Saturday, January 24, 2015

Interest Groups Synthesis

Interest groups have grown to be a key, if not the most influential, linkage institution in America. An interest group is an organization of people with shared policy goals entering the policy process at several points to try to achieve these goals. Interest groups are distinct from parties. Political parties fight election battles; interest groups do not field candidates for office, but they may choose sides. Interest groups are policy specialists; political parties are policy generalists. Politicians are often experts at politics but not policy.
There are multiple theories of interest group politics:
1) The pluralist theory says that politics is mainly a competition among groups; each one pressing for its own preferred politics. “…society is best seen as a collection of special interests and is best served by a process that serves a wide array of those interests”.
2) The elite theory says that societies are divided among class lines and an upper elite class rules, regardless of the formal processes of governmental organization.
3) The hyperpluralist theory says that groups are so strong and interests so diverse and conflictual that government is weakened.
In pluralism, or group theory, groups provide a key link between the people and the government. The theory suggests that due to fair group competition, no one group will ever dominate. Groups play by the “rules of the game”: Groups weak in one resource may use another, while lobbying is open to all so it is not a problem.

Exercise task: In the interest groups synthesis, what does the hyperpluralist theory say?

Element and region data
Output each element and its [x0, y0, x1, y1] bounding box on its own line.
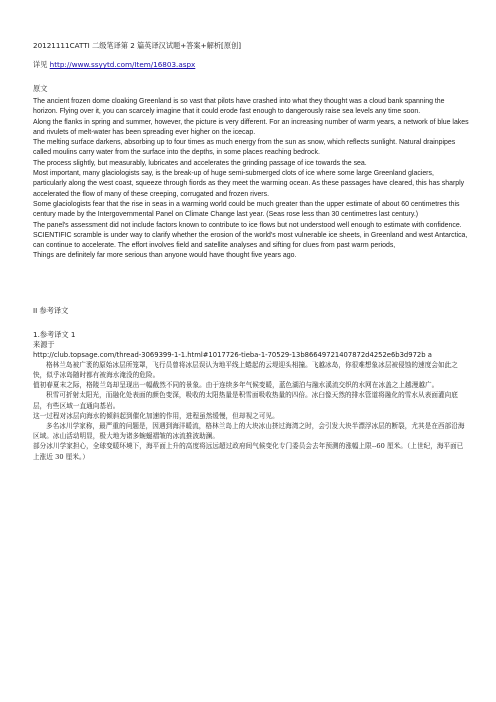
reference-source-url[interactable]: http://club.topsage.com/thread-3069399-1-1.html#1017726-tieba-1-70529-13b86649721407872d4252e6b3d972b a	[33, 350, 432, 359]
document-title: 20121111CATTI 二级笔译第 2 篇英译汉试题+答案+解析[原创]	[33, 41, 242, 50]
english-paragraph: The process slightly, but measurably, lubricates and accelerates the grinding passage of ice towards the sea.	[33, 159, 367, 167]
english-paragraph: Some glaciologists fear that the rise in seas in a warming world could be much greater than the upper estimate of about 60 centimetres this century made by the Intergovernmental Panel on Climate Change last year. (Seas rose less than 30 centimetres last century.)	[33, 200, 460, 219]
english-paragraph: Most important, many glaciologists say, is the break-up of huge semi-submerged clots of ice where some large Greenland glaciers, particularly along the west coast, squeeze through fiords as they meet the warming ocean. As these passages have cleared, this has sharply accelerated the flow of many of these creeping, corrugated and frozen rivers.	[33, 170, 465, 198]
reference-translation-heading: 1.参考译文 1	[33, 329, 76, 339]
section-heading-reference-translation: II 参考译文	[33, 305, 69, 315]
english-paragraph: The melting surface darkens, absorbing up to four times as much energy from the sun as snow, which reflects sunlight. Natural drainpipes called moulins carry water from the surface into the depths, in some places reaching bedrock.	[33, 139, 456, 157]
source-link[interactable]: http://www.ssyytd.com/Item/16803.aspx	[49, 60, 196, 69]
chinese-paragraph: 格林兰岛被广袤的原始冰层所笼罩，飞行员曾将冰层误认为地平线上蜷起的云堤迎头相撞。飞越冰岛，你很难想象冰层被侵蚀的速度会如此之快，似乎冰岛随时都有被海水淹没的危险。	[33, 360, 458, 379]
original-text-label: 原文	[33, 84, 48, 93]
english-paragraph: The panel's assessment did not include factors known to contribute to ice flows but not understood well enough to estimate with confidence. SCIENTIFIC scramble is under way to clarify whether the erosion of the world's most vulnerable ice sheets, in Greenland and west Antarctica, can continue to accelerate. The effort involves field and satellite analyses and sifting for clues from past warm periods,	[33, 221, 468, 250]
chinese-paragraph: 多名冰川学家称，最严重的问题是，因遇到海洋暖流，格林兰岛上的大块冰山挤过海湾之时，会引发大块半漂浮冰层的断裂，尤其是在西部沿海区域。冰山活动明显，极大地为诸多蜿蜒褶皱的冰流推波助澜。	[33, 421, 465, 441]
document-page	[33, 41, 469, 462]
chinese-paragraph: 值初春夏末之际，格陵兰岛却呈现出一幅截然不同的景象。由于连续多年气候变暖，蓝色湖泊与融水溪流交织的水网在冰盖之上越漫越广。	[33, 381, 439, 390]
chinese-paragraph: 积雪可折射太阳光，而融化处表面的颜色变深，吸收的太阳热量是积雪面吸收热量的四倍。冰臼像天然的排水管道将融化的雪水从表面灌向底层，有些区域一直通向基岩。	[33, 391, 458, 410]
english-paragraph: Along the flanks in spring and summer, however, the picture is very different. For an increasing number of warm years, a network of blue lakes and rivulets of melt-water has been spreading ever higher on the icecap.	[33, 118, 469, 136]
english-paragraph: The ancient frozen dome cloaking Greenland is so vast that pilots have crashed into what they thought was a cloud bank spanning the horizon. Flying over it, you can scarcely imagine that it could erode fast enough to dangerously raise sea levels any time soon.	[33, 98, 445, 116]
english-original-text	[33, 97, 469, 262]
english-paragraph: Things are definitely far more serious than anyone would have thought five years ago.	[33, 252, 297, 260]
blank-space	[33, 262, 469, 306]
chinese-translation-text	[33, 360, 469, 462]
chinese-paragraph: 部分冰川学家担心，全球变暖环境下，海平面上升的高度将远远超过政府间气候变化专门委员会去年预测的涨幅上限--60 厘米。（上世纪，海平面已上涨近 30 厘米。）	[33, 442, 464, 461]
chinese-paragraph: 这一过程对冰层向海水的倾斜起到催化加速的作用，进程虽然缓慢，但却视之可见。	[33, 411, 279, 420]
see-link-line	[33, 60, 469, 70]
see-prefix: 详见	[33, 60, 50, 69]
reference-source-label: 来源于	[33, 339, 55, 349]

Solution to the exercise: It says that groups are so strong and interests so diverse and conflictual that government is weakened.